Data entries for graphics

* * *

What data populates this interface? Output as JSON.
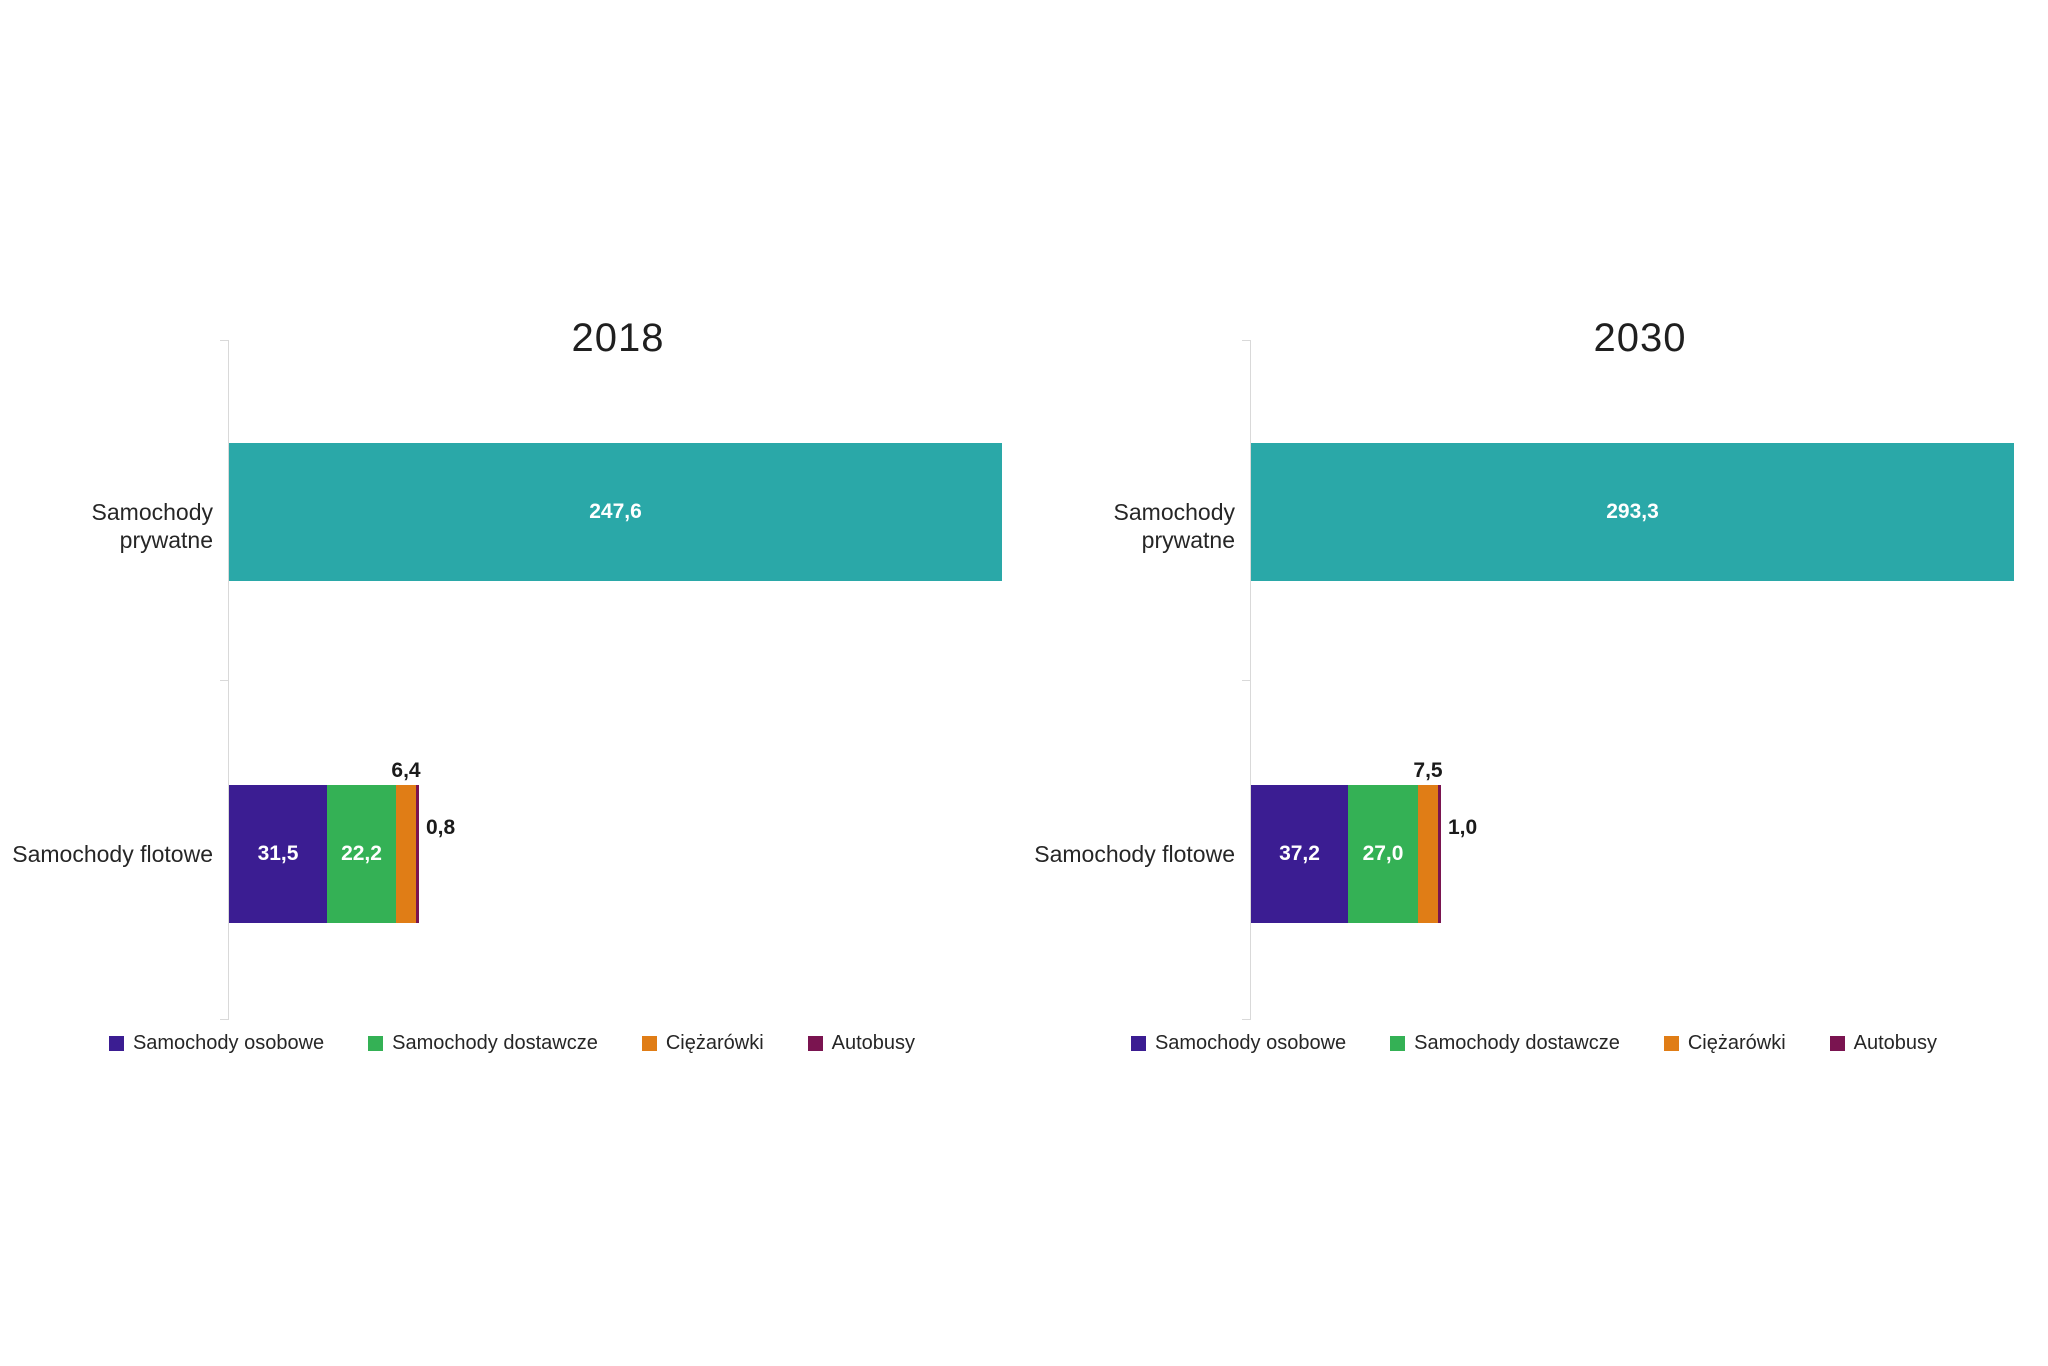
{
  "page": {
    "background": "#ffffff"
  },
  "colors": {
    "teal": "#2AA8A8",
    "purple": "#3B1D92",
    "green": "#34B155",
    "orange": "#E07D16",
    "maroon": "#7A1450",
    "axis_line": "#D9D9D9",
    "text": "#262626",
    "value_inside": "#FFFFFF",
    "value_outside": "#1A1A1A"
  },
  "legend": {
    "items": [
      {
        "label": "Samochody osobowe",
        "color_key": "purple"
      },
      {
        "label": "Samochody dostawcze",
        "color_key": "green"
      },
      {
        "label": "Ciężarówki",
        "color_key": "orange"
      },
      {
        "label": "Autobusy",
        "color_key": "maroon"
      }
    ]
  },
  "chart_data": [
    {
      "type": "bar",
      "orientation": "horizontal",
      "stacked": true,
      "title": "2018",
      "xlim": [
        0,
        250
      ],
      "grid": false,
      "legend_position": "bottom",
      "categories": [
        "Samochody prywatne",
        "Samochody flotowe"
      ],
      "rows": [
        {
          "category": "Samochody prywatne",
          "segments": [
            {
              "series": "Samochody prywatne",
              "value": 247.6,
              "label": "247,6",
              "color_key": "teal",
              "label_pos": "inside"
            }
          ]
        },
        {
          "category": "Samochody flotowe",
          "segments": [
            {
              "series": "Samochody osobowe",
              "value": 31.5,
              "label": "31,5",
              "color_key": "purple",
              "label_pos": "inside"
            },
            {
              "series": "Samochody dostawcze",
              "value": 22.2,
              "label": "22,2",
              "color_key": "green",
              "label_pos": "inside"
            },
            {
              "series": "Ciężarówki",
              "value": 6.4,
              "label": "6,4",
              "color_key": "orange",
              "label_pos": "above"
            },
            {
              "series": "Autobusy",
              "value": 0.8,
              "label": "0,8",
              "color_key": "maroon",
              "label_pos": "right"
            }
          ]
        }
      ]
    },
    {
      "type": "bar",
      "orientation": "horizontal",
      "stacked": true,
      "title": "2030",
      "xlim": [
        0,
        300
      ],
      "grid": false,
      "legend_position": "bottom",
      "categories": [
        "Samochody prywatne",
        "Samochody flotowe"
      ],
      "rows": [
        {
          "category": "Samochody prywatne",
          "segments": [
            {
              "series": "Samochody prywatne",
              "value": 293.3,
              "label": "293,3",
              "color_key": "teal",
              "label_pos": "inside"
            }
          ]
        },
        {
          "category": "Samochody flotowe",
          "segments": [
            {
              "series": "Samochody osobowe",
              "value": 37.2,
              "label": "37,2",
              "color_key": "purple",
              "label_pos": "inside"
            },
            {
              "series": "Samochody dostawcze",
              "value": 27.0,
              "label": "27,0",
              "color_key": "green",
              "label_pos": "inside"
            },
            {
              "series": "Ciężarówki",
              "value": 7.5,
              "label": "7,5",
              "color_key": "orange",
              "label_pos": "above"
            },
            {
              "series": "Autobusy",
              "value": 1.0,
              "label": "1,0",
              "color_key": "maroon",
              "label_pos": "right"
            }
          ]
        }
      ]
    }
  ]
}
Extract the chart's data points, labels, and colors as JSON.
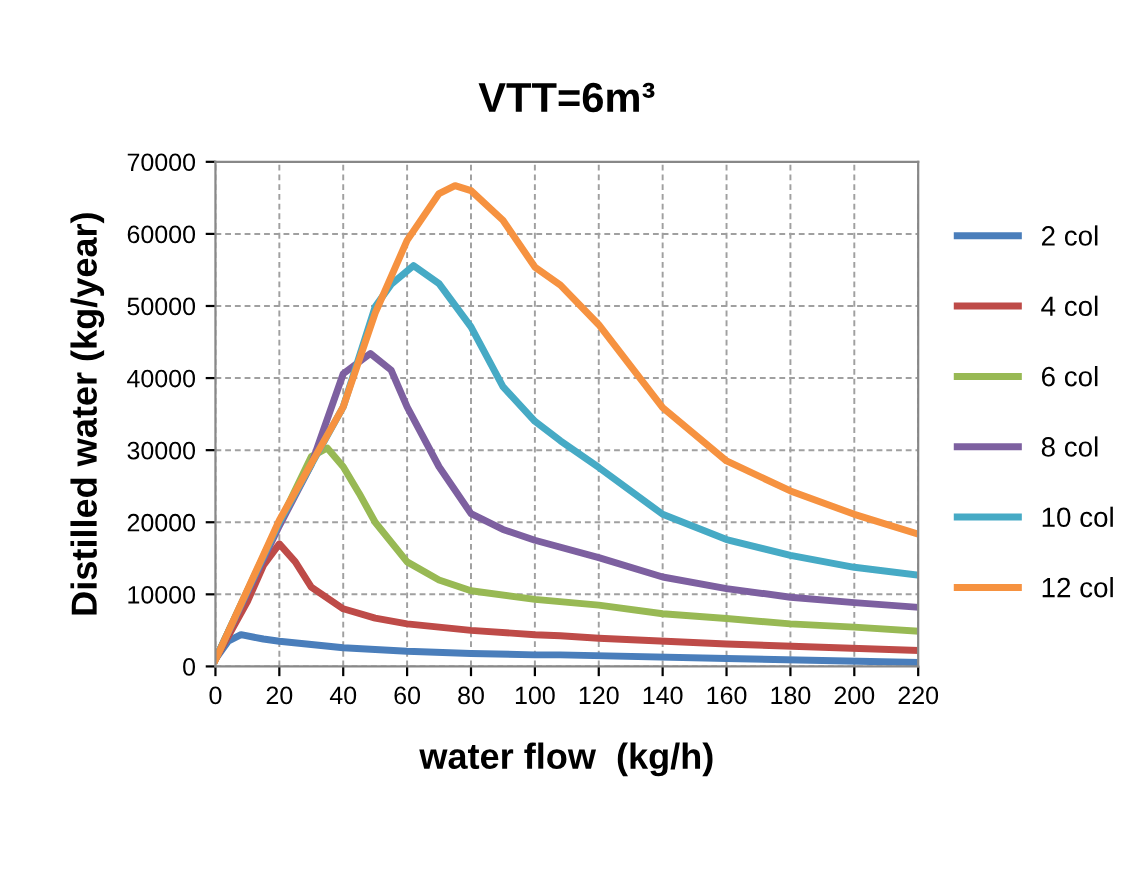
{
  "chart_data": {
    "type": "line",
    "title": "VTT=6m³",
    "xlabel": "water flow  (kg/h)",
    "ylabel": "Distilled water (kg/year)",
    "xlim": [
      0,
      220
    ],
    "xticks": [
      0,
      20,
      40,
      60,
      80,
      100,
      120,
      140,
      160,
      180,
      200,
      220
    ],
    "ylim": [
      0,
      70000
    ],
    "yticks": [
      0,
      10000,
      20000,
      30000,
      40000,
      50000,
      60000,
      70000
    ],
    "grid": true,
    "legend": "right",
    "marker": "none",
    "line_style": "solid",
    "series": [
      {
        "name": "2 col",
        "color": "#4a7ebb",
        "x": [
          0,
          4,
          8,
          15,
          20,
          40,
          60,
          80,
          100,
          108,
          160,
          220
        ],
        "values": [
          1000,
          3500,
          4400,
          3800,
          3500,
          2600,
          2100,
          1800,
          1600,
          1600,
          1100,
          550
        ]
      },
      {
        "name": "4 col",
        "color": "#be4b48",
        "x": [
          0,
          10,
          15,
          20,
          25,
          30,
          40,
          50,
          60,
          80,
          100,
          108,
          120,
          160,
          220
        ],
        "values": [
          1000,
          9000,
          14000,
          17000,
          14500,
          11000,
          8000,
          6700,
          5900,
          5000,
          4400,
          4250,
          3900,
          3100,
          2200
        ]
      },
      {
        "name": "6 col",
        "color": "#98b954",
        "x": [
          0,
          20,
          30,
          35,
          40,
          45,
          50,
          60,
          70,
          80,
          100,
          120,
          140,
          160,
          180,
          200,
          220
        ],
        "values": [
          1000,
          19900,
          29100,
          30300,
          27700,
          24000,
          20000,
          14500,
          12000,
          10500,
          9300,
          8500,
          7300,
          6650,
          5900,
          5450,
          4900
        ]
      },
      {
        "name": "8 col",
        "color": "#7d60a0",
        "x": [
          0,
          20,
          30,
          40,
          48.5,
          55,
          60,
          70,
          80,
          90,
          100,
          120,
          140,
          160,
          180,
          200,
          220
        ],
        "values": [
          1000,
          19500,
          28000,
          40600,
          43400,
          41100,
          36000,
          27700,
          21200,
          19000,
          17500,
          15100,
          12400,
          10800,
          9600,
          8850,
          8200
        ]
      },
      {
        "name": "10 col",
        "color": "#46aac5",
        "x": [
          0,
          20,
          40,
          50,
          55,
          62,
          70,
          80,
          90,
          100,
          108,
          120,
          140,
          160,
          180,
          200,
          220
        ],
        "values": [
          1000,
          20000,
          36000,
          49900,
          53000,
          55600,
          53100,
          47100,
          38800,
          34000,
          31300,
          27600,
          21100,
          17600,
          15400,
          13750,
          12650
        ]
      },
      {
        "name": "12 col",
        "color": "#f69240",
        "x": [
          0,
          20,
          40,
          50,
          60,
          70,
          75,
          80,
          90,
          100,
          108,
          120,
          140,
          160,
          180,
          200,
          220
        ],
        "values": [
          900,
          20300,
          36000,
          49000,
          59100,
          65600,
          66700,
          66000,
          61900,
          55400,
          52900,
          47400,
          35900,
          28500,
          24350,
          21100,
          18350
        ]
      }
    ]
  }
}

* * *

# Task to carry out:
Print all entries exactly. The images do not belong in the copy.

# Result for this exercise:
What data populates this interface? Output as JSON.
{
  "page": {
    "background": "#ffffff"
  },
  "colors": {
    "teal": "#2AA8A8",
    "purple": "#3B1D92",
    "green": "#34B155",
    "orange": "#E07D16",
    "maroon": "#7A1450",
    "axis_line": "#D9D9D9",
    "text": "#262626",
    "value_inside": "#FFFFFF",
    "value_outside": "#1A1A1A"
  },
  "legend": {
    "items": [
      {
        "label": "Samochody osobowe",
        "color_key": "purple"
      },
      {
        "label": "Samochody dostawcze",
        "color_key": "green"
      },
      {
        "label": "Ciężarówki",
        "color_key": "orange"
      },
      {
        "label": "Autobusy",
        "color_key": "maroon"
      }
    ]
  },
  "chart_data": [
    {
      "type": "bar",
      "orientation": "horizontal",
      "stacked": true,
      "title": "2018",
      "xlim": [
        0,
        250
      ],
      "grid": false,
      "legend_position": "bottom",
      "categories": [
        "Samochody prywatne",
        "Samochody flotowe"
      ],
      "rows": [
        {
          "category": "Samochody prywatne",
          "segments": [
            {
              "series": "Samochody prywatne",
              "value": 247.6,
              "label": "247,6",
              "color_key": "teal",
              "label_pos": "inside"
            }
          ]
        },
        {
          "category": "Samochody flotowe",
          "segments": [
            {
              "series": "Samochody osobowe",
              "value": 31.5,
              "label": "31,5",
              "color_key": "purple",
              "label_pos": "inside"
            },
            {
              "series": "Samochody dostawcze",
              "value": 22.2,
              "label": "22,2",
              "color_key": "green",
              "label_pos": "inside"
            },
            {
              "series": "Ciężarówki",
              "value": 6.4,
              "label": "6,4",
              "color_key": "orange",
              "label_pos": "above"
            },
            {
              "series": "Autobusy",
              "value": 0.8,
              "label": "0,8",
              "color_key": "maroon",
              "label_pos": "right"
            }
          ]
        }
      ]
    },
    {
      "type": "bar",
      "orientation": "horizontal",
      "stacked": true,
      "title": "2030",
      "xlim": [
        0,
        300
      ],
      "grid": false,
      "legend_position": "bottom",
      "categories": [
        "Samochody prywatne",
        "Samochody flotowe"
      ],
      "rows": [
        {
          "category": "Samochody prywatne",
          "segments": [
            {
              "series": "Samochody prywatne",
              "value": 293.3,
              "label": "293,3",
              "color_key": "teal",
              "label_pos": "inside"
            }
          ]
        },
        {
          "category": "Samochody flotowe",
          "segments": [
            {
              "series": "Samochody osobowe",
              "value": 37.2,
              "label": "37,2",
              "color_key": "purple",
              "label_pos": "inside"
            },
            {
              "series": "Samochody dostawcze",
              "value": 27.0,
              "label": "27,0",
              "color_key": "green",
              "label_pos": "inside"
            },
            {
              "series": "Ciężarówki",
              "value": 7.5,
              "label": "7,5",
              "color_key": "orange",
              "label_pos": "above"
            },
            {
              "series": "Autobusy",
              "value": 1.0,
              "label": "1,0",
              "color_key": "maroon",
              "label_pos": "right"
            }
          ]
        }
      ]
    }
  ]
}
Extract the chart's data points, labels, and colors as JSON.
{
  "chart_data": {
    "type": "line",
    "title": "VTT=6m³",
    "xlabel": "water flow  (kg/h)",
    "ylabel": "Distilled water (kg/year)",
    "xlim": [
      0,
      220
    ],
    "xticks": [
      0,
      20,
      40,
      60,
      80,
      100,
      120,
      140,
      160,
      180,
      200,
      220
    ],
    "ylim": [
      0,
      70000
    ],
    "yticks": [
      0,
      10000,
      20000,
      30000,
      40000,
      50000,
      60000,
      70000
    ],
    "grid": true,
    "legend": "right",
    "marker": "none",
    "line_style": "solid",
    "series": [
      {
        "name": "2 col",
        "color": "#4a7ebb",
        "x": [
          0,
          4,
          8,
          15,
          20,
          40,
          60,
          80,
          100,
          108,
          160,
          220
        ],
        "values": [
          1000,
          3500,
          4400,
          3800,
          3500,
          2600,
          2100,
          1800,
          1600,
          1600,
          1100,
          550
        ]
      },
      {
        "name": "4 col",
        "color": "#be4b48",
        "x": [
          0,
          10,
          15,
          20,
          25,
          30,
          40,
          50,
          60,
          80,
          100,
          108,
          120,
          160,
          220
        ],
        "values": [
          1000,
          9000,
          14000,
          17000,
          14500,
          11000,
          8000,
          6700,
          5900,
          5000,
          4400,
          4250,
          3900,
          3100,
          2200
        ]
      },
      {
        "name": "6 col",
        "color": "#98b954",
        "x": [
          0,
          20,
          30,
          35,
          40,
          45,
          50,
          60,
          70,
          80,
          100,
          120,
          140,
          160,
          180,
          200,
          220
        ],
        "values": [
          1000,
          19900,
          29100,
          30300,
          27700,
          24000,
          20000,
          14500,
          12000,
          10500,
          9300,
          8500,
          7300,
          6650,
          5900,
          5450,
          4900
        ]
      },
      {
        "name": "8 col",
        "color": "#7d60a0",
        "x": [
          0,
          20,
          30,
          40,
          48.5,
          55,
          60,
          70,
          80,
          90,
          100,
          120,
          140,
          160,
          180,
          200,
          220
        ],
        "values": [
          1000,
          19500,
          28000,
          40600,
          43400,
          41100,
          36000,
          27700,
          21200,
          19000,
          17500,
          15100,
          12400,
          10800,
          9600,
          8850,
          8200
        ]
      },
      {
        "name": "10 col",
        "color": "#46aac5",
        "x": [
          0,
          20,
          40,
          50,
          55,
          62,
          70,
          80,
          90,
          100,
          108,
          120,
          140,
          160,
          180,
          200,
          220
        ],
        "values": [
          1000,
          20000,
          36000,
          49900,
          53000,
          55600,
          53100,
          47100,
          38800,
          34000,
          31300,
          27600,
          21100,
          17600,
          15400,
          13750,
          12650
        ]
      },
      {
        "name": "12 col",
        "color": "#f69240",
        "x": [
          0,
          20,
          40,
          50,
          60,
          70,
          75,
          80,
          90,
          100,
          108,
          120,
          140,
          160,
          180,
          200,
          220
        ],
        "values": [
          900,
          20300,
          36000,
          49000,
          59100,
          65600,
          66700,
          66000,
          61900,
          55400,
          52900,
          47400,
          35900,
          28500,
          24350,
          21100,
          18350
        ]
      }
    ]
  }
}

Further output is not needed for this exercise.